> LISTED ENTRIES
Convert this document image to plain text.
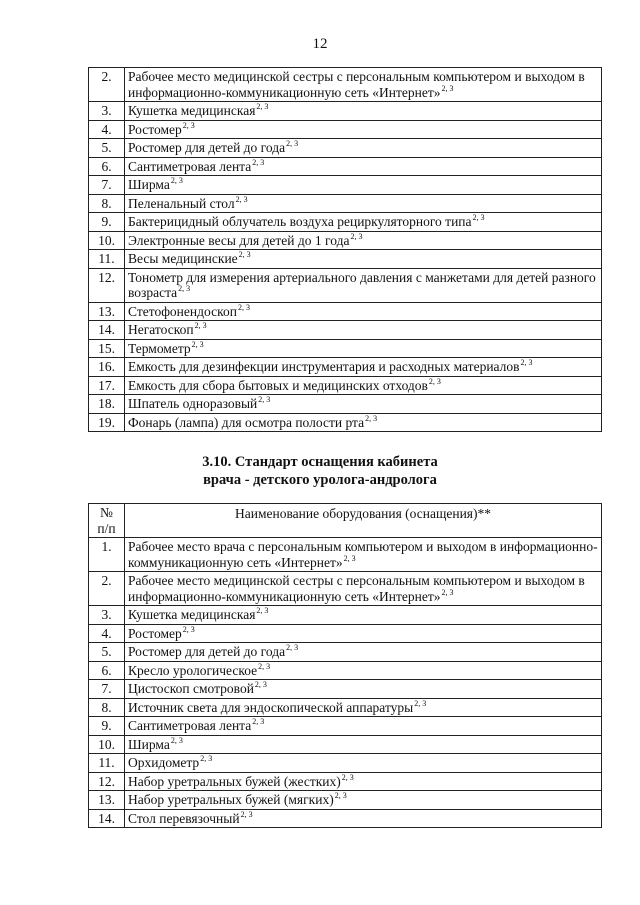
12
2.	Рабочее место медицинской сестры с персональным компьютером и выходом в информационно-коммуникационную сеть «Интернет»$^{2, 3}$
3.	Кушетка медицинская$^{2, 3}$
4.	Ростомер$^{2, 3}$
5.	Ростомер для детей до года$^{2, 3}$
6.	Сантиметровая лента$^{2, 3}$
7.	Ширма$^{2, 3}$
8.	Пеленальный стол$^{2, 3}$
9.	Бактерицидный облучатель воздуха рециркуляторного типа$^{2, 3}$
10.	Электронные весы для детей до 1 года$^{2, 3}$
11.	Весы медицинские$^{2, 3}$
12.	Тонометр для измерения артериального давления с манжетами для детей разного возраста$^{2, 3}$
13.	Стетофонендоскоп$^{2, 3}$
14.	Негатоскоп$^{2, 3}$
15.	Термометр$^{2, 3}$
16.	Емкость для дезинфекции инструментария и расходных материалов$^{2, 3}$
17.	Емкость для сбора бытовых и медицинских отходов$^{2, 3}$
18.	Шпатель одноразовый$^{2, 3}$
19.	Фонарь (лампа) для осмотра полости рта$^{2, 3}$
3.10. Стандарт оснащения кабинета
врача - детского уролога-андролога
№
п/п	Наименование оборудования (оснащения)**
1.	Рабочее место врача с персональным компьютером и выходом в информационно-коммуникационную сеть «Интернет»$^{2, 3}$
2.	Рабочее место медицинской сестры с персональным компьютером и выходом в информационно-коммуникационную сеть «Интернет»$^{2, 3}$
3.	Кушетка медицинская$^{2, 3}$
4.	Ростомер$^{2, 3}$
5.	Ростомер для детей до года$^{2, 3}$
6.	Кресло урологическое$^{2, 3}$
7.	Цистоскоп смотровой$^{2, 3}$
8.	Источник света для эндоскопической аппаратуры$^{2, 3}$
9.	Сантиметровая лента$^{2, 3}$
10.	Ширма$^{2, 3}$
11.	Орхидометр$^{2, 3}$
12.	Набор уретральных бужей (жестких)$^{2, 3}$
13.	Набор уретральных бужей (мягких)$^{2, 3}$
14.	Стол перевязочный$^{2, 3}$
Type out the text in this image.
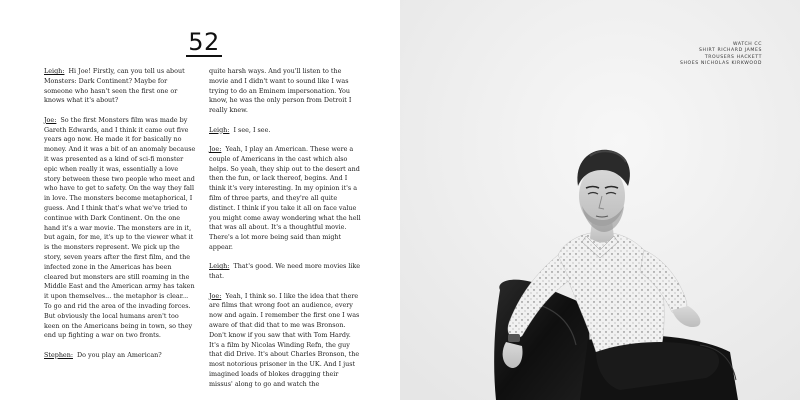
52

Leigh: Hi Joe! Firstly, can you tell us about Monsters: Dark Continent? Maybe for someone who hasn't seen the first one or knows what it's about?

Joe: So the first Monsters film was made by Gareth Edwards, and I think it came out five years ago now. He made it for basically no money. And it was a bit of an anomaly because it was presented as a kind of sci-fi monster epic when really it was, essentially a love story between these two people who meet and who have to get to safety. On the way they fall in love. The monsters become metaphorical, I guess. And I think that's what we've tried to continue with Dark Continent. On the one hand it's a war movie. The monsters are in it, but again, for me, it's up to the viewer what it is the monsters represent. We pick up the story, seven years after the first film, and the infected zone in the Americas has been cleared but monsters are still roaming in the Middle East and the American army has taken it upon themselves... the metaphor is clear... To go and rid the area of the invading forces. But obviously the local humans aren't too keen on the Americans being in town, so they end up fighting a war on two fronts.

Stephen: Do you play an American?

quite harsh ways. And you'll listen to the movie and I didn't want to sound like I was trying to do an Eminem impersonation. You know, he was the only person from Detroit I really knew.

Leigh: I see, I see.

Joe: Yeah, I play an American. These were a couple of Americans in the cast which also helps. So yeah, they ship out to the desert and then the fun, or lack thereof, begins. And I think it's very interesting. In my opinion it's a film of three parts, and they're all quite distinct. I think if you take it all on face value you might come away wondering what the hell that was all about. It's a thoughtful movie. There's a lot more being said than might appear.

Leigh: That's good. We need more movies like that.

Joe: Yeah, I think so. I like the idea that there are films that wrong foot an audience, every now and again. I remember the first one I was aware of that did that to me was Bronson. Don't know if you saw that with Tom Hardy. It's a film by Nicolas Winding Refn, the guy that did Drive. It's about Charles Bronson, the most notorious prisoner in the UK. And I just imagined loads of blokes dragging their missus' along to go and watch the

WATCH CC
SHIRT RICHARD JAMES
TROUSERS HACKETT
SHOES NICHOLAS KIRKWOOD
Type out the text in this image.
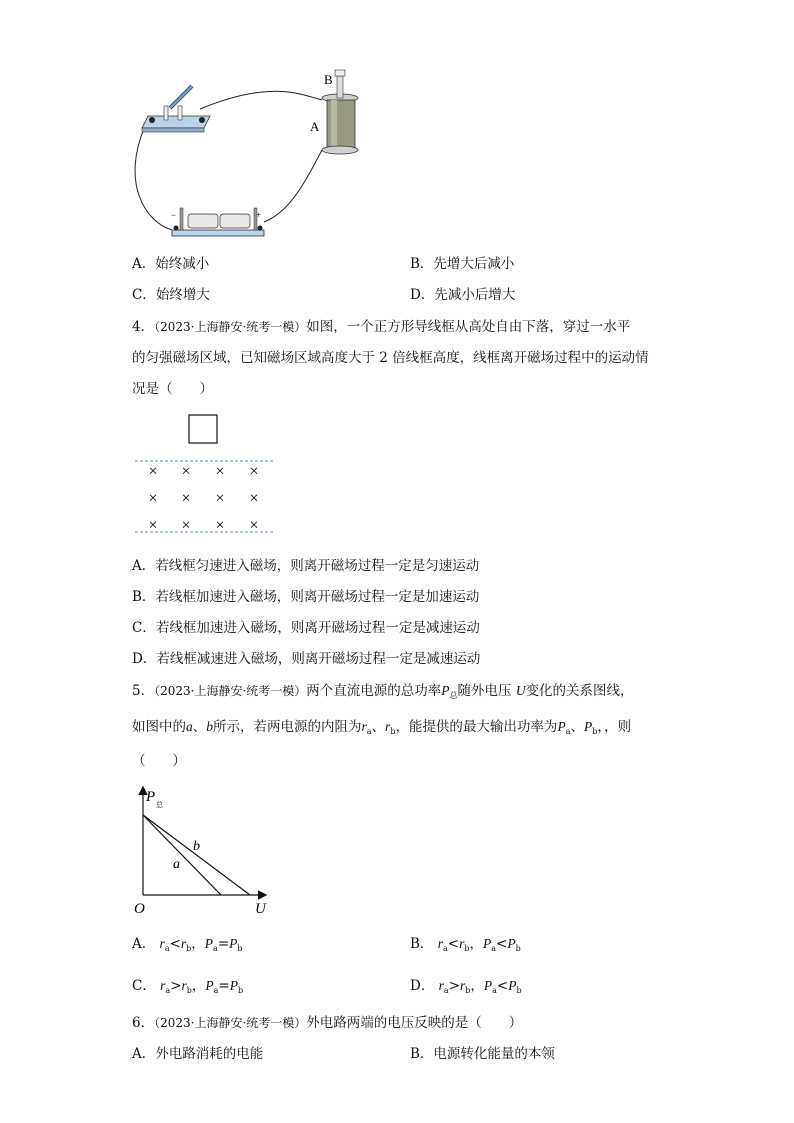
B
A
−	+
A．始终减小	B．先增大后减小
C．始终增大	D．先减小后增大
4．（2023·上海静安·统考一模）如图，一个正方形导线框从高处自由下落，穿过一水平
的匀强磁场区域，已知磁场区域高度大于 2 倍线框高度，线框离开磁场过程中的运动情
况是（　　）
× × × ×
× × × ×
× × × ×
A．若线框匀速进入磁场，则离开磁场过程一定是匀速运动
B．若线框加速进入磁场，则离开磁场过程一定是加速运动
C．若线框加速进入磁场，则离开磁场过程一定是减速运动
D．若线框减速进入磁场，则离开磁场过程一定是减速运动
5．（2023·上海静安·统考一模）两个直流电源的总功率$P_总$随外电压 U变化的关系图线，
如图中的a、b所示，若两电源的内阻为$r_a$、$r_b$，能提供的最大输出功率为$P_a$、$P_b$，，则
（　　）
P 总
U
O
a
b
A． $r_a<r_b$，$P_a=P_b$	B． $r_a<r_b$，$P_a<P_b$
C． $r_a>r_b$，$P_a=P_b$	D． $r_a>r_b$，$P_a<P_b$
6．（2023·上海静安·统考一模）外电路两端的电压反映的是（　　）
A．外电路消耗的电能	B．电源转化能量的本领
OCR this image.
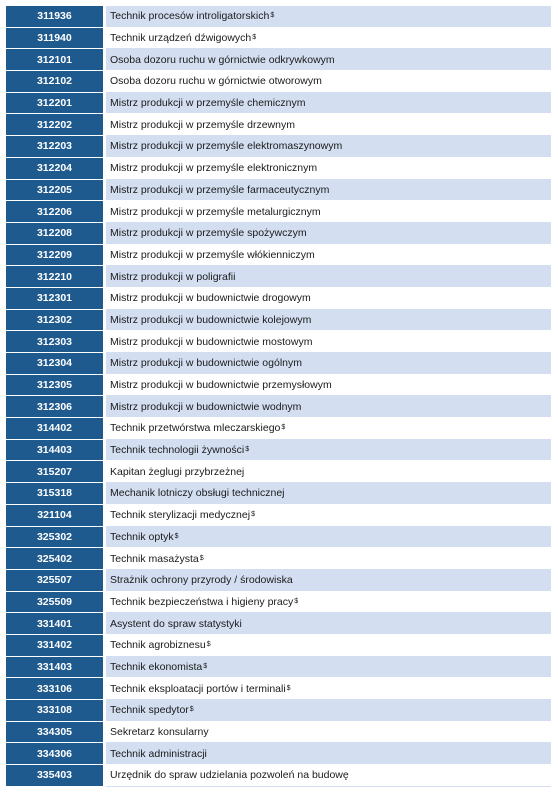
311936	Technik procesów introligatorskich $
311940	Technik urządzeń dźwigowych $
312101	Osoba dozoru ruchu w górnictwie odkrywkowym
312102	Osoba dozoru ruchu w górnictwie otworowym
312201	Mistrz produkcji w przemyśle chemicznym
312202	Mistrz produkcji w przemyśle drzewnym
312203	Mistrz produkcji w przemyśle elektromaszynowym
312204	Mistrz produkcji w przemyśle elektronicznym
312205	Mistrz produkcji w przemyśle farmaceutycznym
312206	Mistrz produkcji w przemyśle metalurgicznym
312208	Mistrz produkcji w przemyśle spożywczym
312209	Mistrz produkcji w przemyśle włókienniczym
312210	Mistrz produkcji w poligrafii
312301	Mistrz produkcji w budownictwie drogowym
312302	Mistrz produkcji w budownictwie kolejowym
312303	Mistrz produkcji w budownictwie mostowym
312304	Mistrz produkcji w budownictwie ogólnym
312305	Mistrz produkcji w budownictwie przemysłowym
312306	Mistrz produkcji w budownictwie wodnym
314402	Technik przetwórstwa mleczarskiego $
314403	Technik technologii żywności $
315207	Kapitan żeglugi przybrzeżnej
315318	Mechanik lotniczy obsługi technicznej
321104	Technik sterylizacji medycznej $
325302	Technik optyk $
325402	Technik masażysta $
325507	Strażnik ochrony przyrody / środowiska
325509	Technik bezpieczeństwa i higieny pracy $
331401	Asystent do spraw statystyki
331402	Technik agrobiznesu $
331403	Technik ekonomista $
333106	Technik eksploatacji portów i terminali $
333108	Technik spedytor $
334305	Sekretarz konsularny
334306	Technik administracji
335403	Urzędnik do spraw udzielania pozwoleń na budowę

> TASK DESCRIPTION
How many of the lines above include the string "лента"? Reply with the number by itself.

> TASK SOLUTION
2